▸ Source:
>>>>

A rich set of detailed questions focuses on the key element of rhetorical scenarios: the person (Who?). Quintilian distinguishes the following facets in order to identify a person and compose an a priori rhetorical representation of that person, independent of any concrete information about the situation under discussion.

— “Birth, for people are generally considered to be similar in character to their fathers and forefathers, and sometimes derive motives for living an honorable or dishonorable life from their origins” (Quintilian IO, V, 10, 24 ).

To answer the subquestion “Birth?”, the inquiry about the family gathers information such as “he comes from a well-known honorable family”, or “his father was condemned.” The first piece of information provides arguments that allow one to apply rules such as “like father, like son”, or “he is a chip of the old block”,leading to conclusions such as:

He made a mistake, but his family provides all the necessary guarantees. Good blood cannot lie, he deserves a second chance.

The second piece of information leads to different conclusions:

The father was convicted, so the son has a heavy inheritance. Bring me more information about him!

The saying “the son of the miser is a spendthrift” contradicts the previous conclusion. If the father has a vice, the doxa does not attribute the corresponding virtue to the son, but rather the same vice or an opposite one.

—  “Nation? (ibid.) and “Country?” (ibid., 25). The answers will introduce national stereotypes: “If he is Spanish, he is proud, if he is British, he is phlegmatic.” These conclusions, “he is proud, he is phlegmatic”, can be useful for the ensuing discussion,  “He is Spanish, so he is proud. He certainly reacted strongly to this personal attack.

— “Sex? For you would more readily believe a charge of robbery with regard to a man, and a charge of poisoning with regard to a woman” (ibid.) The prejudiced investigator will follow the commonplace suggestion: he will tend to look for a woman in the second case. A French book, “The Famous Poisoners(Les Empoisonneuses Célèbres), is devoted exclusively to famous female poisoners.

<<<<

▸ Actions to take:
(a) Decide whether each statement agrees with the passage on Quintilian. Answer yes or no for each, and quote the words of the passage that decide it. (i) The doxa credits the son of a father with a vice with the corresponding virtue. (ii) Quintilian's representation of a person is composed without regard to concrete information about the situation. (iii) The quoted passage on sex says a charge of poisoning would more readily be believed of a man.
(b) Write a continuation of the passage on Quintilian's questions about the person, starting after its final sentence.
The records have no connection to the passage on Quintilian.

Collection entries

>>>>

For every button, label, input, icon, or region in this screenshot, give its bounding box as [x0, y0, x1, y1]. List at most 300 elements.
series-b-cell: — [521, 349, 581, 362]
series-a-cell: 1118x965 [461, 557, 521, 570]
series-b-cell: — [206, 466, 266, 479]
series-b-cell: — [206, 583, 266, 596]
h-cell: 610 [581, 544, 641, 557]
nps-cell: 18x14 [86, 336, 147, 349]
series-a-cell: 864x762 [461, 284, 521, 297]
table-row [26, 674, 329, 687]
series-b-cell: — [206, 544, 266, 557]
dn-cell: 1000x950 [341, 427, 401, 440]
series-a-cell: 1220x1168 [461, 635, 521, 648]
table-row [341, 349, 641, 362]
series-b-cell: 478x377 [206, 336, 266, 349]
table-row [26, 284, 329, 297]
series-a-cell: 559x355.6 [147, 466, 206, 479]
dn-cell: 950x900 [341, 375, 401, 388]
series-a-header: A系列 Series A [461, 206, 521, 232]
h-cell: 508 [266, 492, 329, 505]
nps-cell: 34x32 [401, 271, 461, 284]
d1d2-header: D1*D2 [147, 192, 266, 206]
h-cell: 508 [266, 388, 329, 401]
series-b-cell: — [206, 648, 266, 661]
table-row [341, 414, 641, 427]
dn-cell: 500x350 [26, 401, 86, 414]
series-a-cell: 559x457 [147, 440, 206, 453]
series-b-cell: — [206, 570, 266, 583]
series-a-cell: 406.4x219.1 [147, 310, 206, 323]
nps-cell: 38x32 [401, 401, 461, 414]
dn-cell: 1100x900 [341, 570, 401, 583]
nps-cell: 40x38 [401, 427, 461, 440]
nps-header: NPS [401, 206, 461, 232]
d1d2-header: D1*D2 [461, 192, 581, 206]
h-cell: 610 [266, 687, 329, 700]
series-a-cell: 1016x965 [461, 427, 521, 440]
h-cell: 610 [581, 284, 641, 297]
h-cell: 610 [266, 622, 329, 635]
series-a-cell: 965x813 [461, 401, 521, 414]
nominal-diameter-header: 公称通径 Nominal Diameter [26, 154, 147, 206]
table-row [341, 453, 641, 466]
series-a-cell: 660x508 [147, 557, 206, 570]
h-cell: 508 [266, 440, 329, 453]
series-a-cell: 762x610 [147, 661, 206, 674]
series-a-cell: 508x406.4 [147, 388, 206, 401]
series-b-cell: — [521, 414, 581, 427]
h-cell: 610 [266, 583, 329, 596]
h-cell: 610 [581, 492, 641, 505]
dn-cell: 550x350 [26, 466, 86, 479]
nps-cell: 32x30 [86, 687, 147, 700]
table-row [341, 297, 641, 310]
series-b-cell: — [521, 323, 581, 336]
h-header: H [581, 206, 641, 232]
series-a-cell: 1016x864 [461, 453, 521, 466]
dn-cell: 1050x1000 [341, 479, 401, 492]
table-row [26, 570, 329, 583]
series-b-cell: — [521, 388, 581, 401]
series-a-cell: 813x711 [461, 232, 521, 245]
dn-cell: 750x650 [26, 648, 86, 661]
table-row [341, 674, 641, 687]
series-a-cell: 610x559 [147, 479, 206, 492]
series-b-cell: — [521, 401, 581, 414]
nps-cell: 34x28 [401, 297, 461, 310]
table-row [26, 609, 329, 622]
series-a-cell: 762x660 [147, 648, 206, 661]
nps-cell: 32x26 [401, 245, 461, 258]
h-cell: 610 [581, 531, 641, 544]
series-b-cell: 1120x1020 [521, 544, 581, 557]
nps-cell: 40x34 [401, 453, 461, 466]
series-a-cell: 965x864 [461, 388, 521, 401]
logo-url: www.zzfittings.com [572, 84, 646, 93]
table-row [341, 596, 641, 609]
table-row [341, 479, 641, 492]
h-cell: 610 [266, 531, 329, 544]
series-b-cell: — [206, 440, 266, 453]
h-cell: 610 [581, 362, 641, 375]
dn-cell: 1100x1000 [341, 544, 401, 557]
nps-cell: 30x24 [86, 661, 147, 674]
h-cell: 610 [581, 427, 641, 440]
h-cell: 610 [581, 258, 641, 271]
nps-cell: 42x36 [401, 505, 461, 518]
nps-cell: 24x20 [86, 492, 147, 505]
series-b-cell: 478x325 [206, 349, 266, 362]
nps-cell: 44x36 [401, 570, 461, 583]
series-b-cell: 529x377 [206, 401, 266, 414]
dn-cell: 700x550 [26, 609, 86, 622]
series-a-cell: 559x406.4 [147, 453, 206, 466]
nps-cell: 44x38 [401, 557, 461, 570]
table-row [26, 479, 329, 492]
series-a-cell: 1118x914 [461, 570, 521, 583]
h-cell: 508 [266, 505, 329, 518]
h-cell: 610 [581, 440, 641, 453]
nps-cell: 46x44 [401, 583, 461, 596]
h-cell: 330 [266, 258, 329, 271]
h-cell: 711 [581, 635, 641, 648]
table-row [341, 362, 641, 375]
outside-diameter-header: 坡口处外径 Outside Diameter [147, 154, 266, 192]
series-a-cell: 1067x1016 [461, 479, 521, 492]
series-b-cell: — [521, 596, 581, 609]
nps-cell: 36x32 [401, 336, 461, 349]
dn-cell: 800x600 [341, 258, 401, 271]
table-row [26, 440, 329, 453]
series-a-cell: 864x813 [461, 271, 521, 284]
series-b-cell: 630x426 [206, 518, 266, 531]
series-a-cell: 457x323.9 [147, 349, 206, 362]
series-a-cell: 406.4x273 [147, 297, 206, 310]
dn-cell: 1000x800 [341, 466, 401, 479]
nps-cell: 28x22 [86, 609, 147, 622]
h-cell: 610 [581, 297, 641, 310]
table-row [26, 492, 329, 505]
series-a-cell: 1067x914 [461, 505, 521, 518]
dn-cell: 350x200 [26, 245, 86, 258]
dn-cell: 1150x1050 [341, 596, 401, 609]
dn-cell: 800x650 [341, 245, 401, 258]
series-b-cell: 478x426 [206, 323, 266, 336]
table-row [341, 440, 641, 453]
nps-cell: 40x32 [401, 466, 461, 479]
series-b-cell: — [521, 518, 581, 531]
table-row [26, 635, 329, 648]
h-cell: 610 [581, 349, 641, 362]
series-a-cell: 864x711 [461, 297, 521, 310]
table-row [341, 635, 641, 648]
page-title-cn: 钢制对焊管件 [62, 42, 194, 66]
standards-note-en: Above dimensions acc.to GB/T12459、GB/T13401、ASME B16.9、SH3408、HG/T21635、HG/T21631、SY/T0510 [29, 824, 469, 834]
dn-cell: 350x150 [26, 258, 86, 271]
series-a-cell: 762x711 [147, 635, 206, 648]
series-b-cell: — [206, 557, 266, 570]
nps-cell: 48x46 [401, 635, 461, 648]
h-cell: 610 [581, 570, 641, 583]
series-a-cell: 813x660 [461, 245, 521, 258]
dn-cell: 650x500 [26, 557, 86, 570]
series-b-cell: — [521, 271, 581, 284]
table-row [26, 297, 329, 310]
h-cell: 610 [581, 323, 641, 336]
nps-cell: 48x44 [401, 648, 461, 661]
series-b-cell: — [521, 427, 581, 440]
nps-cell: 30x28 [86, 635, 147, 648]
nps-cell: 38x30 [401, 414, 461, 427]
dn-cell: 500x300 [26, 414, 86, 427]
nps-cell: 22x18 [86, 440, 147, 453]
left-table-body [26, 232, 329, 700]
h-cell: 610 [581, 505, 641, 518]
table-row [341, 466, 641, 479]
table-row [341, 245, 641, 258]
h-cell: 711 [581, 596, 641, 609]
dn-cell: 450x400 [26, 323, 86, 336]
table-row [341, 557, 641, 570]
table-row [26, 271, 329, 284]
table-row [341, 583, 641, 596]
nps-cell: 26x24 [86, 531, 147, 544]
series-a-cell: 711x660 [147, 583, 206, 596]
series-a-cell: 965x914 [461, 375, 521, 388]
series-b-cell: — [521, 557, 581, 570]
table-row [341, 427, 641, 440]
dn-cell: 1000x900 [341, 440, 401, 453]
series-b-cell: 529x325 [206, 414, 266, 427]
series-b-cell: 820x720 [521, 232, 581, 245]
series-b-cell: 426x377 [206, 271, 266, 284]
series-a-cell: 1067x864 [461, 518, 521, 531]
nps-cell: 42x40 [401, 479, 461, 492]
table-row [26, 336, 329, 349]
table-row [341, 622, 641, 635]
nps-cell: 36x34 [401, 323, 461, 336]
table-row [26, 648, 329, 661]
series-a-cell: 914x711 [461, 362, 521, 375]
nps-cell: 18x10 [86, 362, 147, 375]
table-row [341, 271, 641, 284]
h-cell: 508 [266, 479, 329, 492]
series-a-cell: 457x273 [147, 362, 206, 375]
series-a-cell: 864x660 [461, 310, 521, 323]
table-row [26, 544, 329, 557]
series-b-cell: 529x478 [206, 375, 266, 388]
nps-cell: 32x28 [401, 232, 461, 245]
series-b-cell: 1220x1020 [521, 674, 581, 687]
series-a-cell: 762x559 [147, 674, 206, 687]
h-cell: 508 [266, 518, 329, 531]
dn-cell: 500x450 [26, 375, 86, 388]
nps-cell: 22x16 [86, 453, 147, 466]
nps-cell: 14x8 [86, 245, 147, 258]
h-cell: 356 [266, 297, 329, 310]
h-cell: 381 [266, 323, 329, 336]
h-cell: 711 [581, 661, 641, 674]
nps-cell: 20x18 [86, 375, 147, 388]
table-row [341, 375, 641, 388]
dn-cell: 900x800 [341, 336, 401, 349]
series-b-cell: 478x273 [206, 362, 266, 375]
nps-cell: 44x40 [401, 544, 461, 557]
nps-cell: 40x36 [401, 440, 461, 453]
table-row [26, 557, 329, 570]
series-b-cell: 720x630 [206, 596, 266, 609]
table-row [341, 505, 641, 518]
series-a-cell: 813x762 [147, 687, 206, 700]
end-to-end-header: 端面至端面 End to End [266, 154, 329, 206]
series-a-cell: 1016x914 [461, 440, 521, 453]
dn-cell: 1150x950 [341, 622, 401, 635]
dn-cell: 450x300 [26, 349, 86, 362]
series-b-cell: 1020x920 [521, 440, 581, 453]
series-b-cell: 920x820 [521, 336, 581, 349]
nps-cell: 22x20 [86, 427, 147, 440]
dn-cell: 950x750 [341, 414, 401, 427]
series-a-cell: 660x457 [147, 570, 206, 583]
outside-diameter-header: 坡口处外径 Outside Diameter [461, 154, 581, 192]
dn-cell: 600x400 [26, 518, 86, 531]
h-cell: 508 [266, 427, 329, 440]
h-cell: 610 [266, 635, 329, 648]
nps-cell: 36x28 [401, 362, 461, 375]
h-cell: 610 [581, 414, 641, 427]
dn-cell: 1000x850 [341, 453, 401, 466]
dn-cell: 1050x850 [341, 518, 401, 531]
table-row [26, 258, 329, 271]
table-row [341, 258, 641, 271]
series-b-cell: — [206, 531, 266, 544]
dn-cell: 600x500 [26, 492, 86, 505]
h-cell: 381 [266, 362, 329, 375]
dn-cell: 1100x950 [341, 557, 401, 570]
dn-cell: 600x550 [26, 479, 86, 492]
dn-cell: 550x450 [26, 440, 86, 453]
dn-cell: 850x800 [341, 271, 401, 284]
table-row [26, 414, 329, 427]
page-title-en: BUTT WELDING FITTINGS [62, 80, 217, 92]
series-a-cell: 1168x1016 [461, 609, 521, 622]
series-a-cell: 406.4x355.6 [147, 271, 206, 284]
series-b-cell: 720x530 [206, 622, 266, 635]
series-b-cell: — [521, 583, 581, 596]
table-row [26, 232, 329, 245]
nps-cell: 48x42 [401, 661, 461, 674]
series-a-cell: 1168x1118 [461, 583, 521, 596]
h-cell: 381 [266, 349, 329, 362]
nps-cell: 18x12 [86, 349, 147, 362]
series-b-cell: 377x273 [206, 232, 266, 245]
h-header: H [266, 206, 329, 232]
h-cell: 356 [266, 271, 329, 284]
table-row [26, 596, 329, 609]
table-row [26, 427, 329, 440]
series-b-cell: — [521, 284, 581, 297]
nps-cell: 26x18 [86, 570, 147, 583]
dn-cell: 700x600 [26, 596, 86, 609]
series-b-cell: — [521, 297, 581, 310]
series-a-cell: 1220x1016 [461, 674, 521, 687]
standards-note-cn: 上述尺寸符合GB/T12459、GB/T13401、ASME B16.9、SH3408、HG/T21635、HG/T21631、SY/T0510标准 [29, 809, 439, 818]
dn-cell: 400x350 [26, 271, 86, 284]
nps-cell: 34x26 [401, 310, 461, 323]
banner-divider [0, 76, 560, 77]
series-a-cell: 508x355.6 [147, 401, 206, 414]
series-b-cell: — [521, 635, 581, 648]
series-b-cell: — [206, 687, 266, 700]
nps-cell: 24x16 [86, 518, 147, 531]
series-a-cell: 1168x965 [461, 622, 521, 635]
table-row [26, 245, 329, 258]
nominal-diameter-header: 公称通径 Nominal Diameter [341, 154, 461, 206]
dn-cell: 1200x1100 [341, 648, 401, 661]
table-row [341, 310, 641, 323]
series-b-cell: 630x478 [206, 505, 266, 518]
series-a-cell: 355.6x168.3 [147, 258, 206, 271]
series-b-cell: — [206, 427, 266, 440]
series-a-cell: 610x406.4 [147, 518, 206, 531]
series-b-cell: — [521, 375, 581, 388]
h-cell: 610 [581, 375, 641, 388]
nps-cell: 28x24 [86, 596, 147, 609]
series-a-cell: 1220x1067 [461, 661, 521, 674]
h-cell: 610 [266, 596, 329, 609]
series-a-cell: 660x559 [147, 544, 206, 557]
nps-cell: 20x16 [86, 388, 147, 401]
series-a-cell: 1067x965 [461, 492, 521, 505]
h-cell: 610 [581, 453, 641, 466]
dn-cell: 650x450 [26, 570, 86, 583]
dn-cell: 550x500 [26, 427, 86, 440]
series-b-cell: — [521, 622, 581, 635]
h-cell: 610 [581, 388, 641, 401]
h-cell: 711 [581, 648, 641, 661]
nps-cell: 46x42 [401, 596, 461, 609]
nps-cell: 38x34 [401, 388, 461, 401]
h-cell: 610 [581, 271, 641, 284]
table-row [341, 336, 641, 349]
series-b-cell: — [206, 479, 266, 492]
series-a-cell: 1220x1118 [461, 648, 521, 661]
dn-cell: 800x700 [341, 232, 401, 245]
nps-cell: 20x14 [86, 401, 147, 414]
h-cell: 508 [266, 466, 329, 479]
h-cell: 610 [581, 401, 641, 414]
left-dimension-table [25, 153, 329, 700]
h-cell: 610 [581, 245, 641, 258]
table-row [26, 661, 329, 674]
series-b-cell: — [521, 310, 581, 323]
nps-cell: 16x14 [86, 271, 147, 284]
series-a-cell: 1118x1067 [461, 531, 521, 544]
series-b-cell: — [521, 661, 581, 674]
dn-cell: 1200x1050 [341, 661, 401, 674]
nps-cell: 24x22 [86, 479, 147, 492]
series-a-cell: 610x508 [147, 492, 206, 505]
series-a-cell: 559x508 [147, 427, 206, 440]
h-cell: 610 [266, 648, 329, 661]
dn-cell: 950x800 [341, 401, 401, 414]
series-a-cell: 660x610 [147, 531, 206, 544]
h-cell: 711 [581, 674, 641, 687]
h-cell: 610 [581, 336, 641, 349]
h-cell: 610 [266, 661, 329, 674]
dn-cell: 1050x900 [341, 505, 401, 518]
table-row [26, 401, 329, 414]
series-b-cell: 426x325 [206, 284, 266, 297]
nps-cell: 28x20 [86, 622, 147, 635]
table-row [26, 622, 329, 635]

<<<<

▸ The responses:
(a)
(i) No: "the doxa does not attribute the corresponding virtue to the son, but rather the same vice or an opposite one."
(ii) Yes: "independent of any concrete information about the situation under discussion."
(iii) No: "a charge of poisoning with regard to a woman"

(b)
—  “Age?”, “Education?”, “Bodily constitution? – For beauty is often used as an argument for libertinism, and strength for insolence. Contrary qualities are used to justify for contrary conduct” (id., 25-26). In other words, “He is handsome, he must be a libertine” is more credible, and considered as more probable than “He is handsome, therefore he must live an austere life.” If A is stronger than B, then “A is more aggressive than B” is likely. Therefore, if A and B fought, “surely, A attacked B. » In other words, A bears the burden of proof. These conclusions can be reversed by applying the paradox of plausibility: “Actually, B must have attacked A, because he knew that the evidence will be against A.”

— “Wealth? – For the same charge is not equally credible in reference to a rich man and a poor man, in reference to one who is surrounded with relations, friends and clients, and to one who is destitute of all such support” (id., 26). Commonplaces associated with social roles and positions come under this category. For example, an elderly man from the country, sitting on a bench in the setting sun, will certainly have deep thoughts about the present state of affairs, see rich and poor.

— “Natural disposition –  for avarice, passion, sensibility, cruelty, austerity, and other similar affections of the mind, frequently either cause credit to be given or to be withheld from an accusation” (id., 27). The murder was committed in a peculiarly cruel manner. Peter is cruel, therefore he is the murderer, see circumstances.

— “Manner of living – for it is often a matter of inquiry whether a person is luxurious, or parsimonious, or mean” (ibid.).

The following questions refer to arguments based on desires and motives (ibid.):

— “What a person affects, whether he wishes to appear rich or eloquent, just or powerful” (id., 28)

— “Previous doings and sayings” (ibid.), are used to find motives and precedents.

— “Commotion of the mind, […] a temporary excitement of the feelings, such as anger, or fear” (ibid.), see emotions.

“Designs” (id., 29)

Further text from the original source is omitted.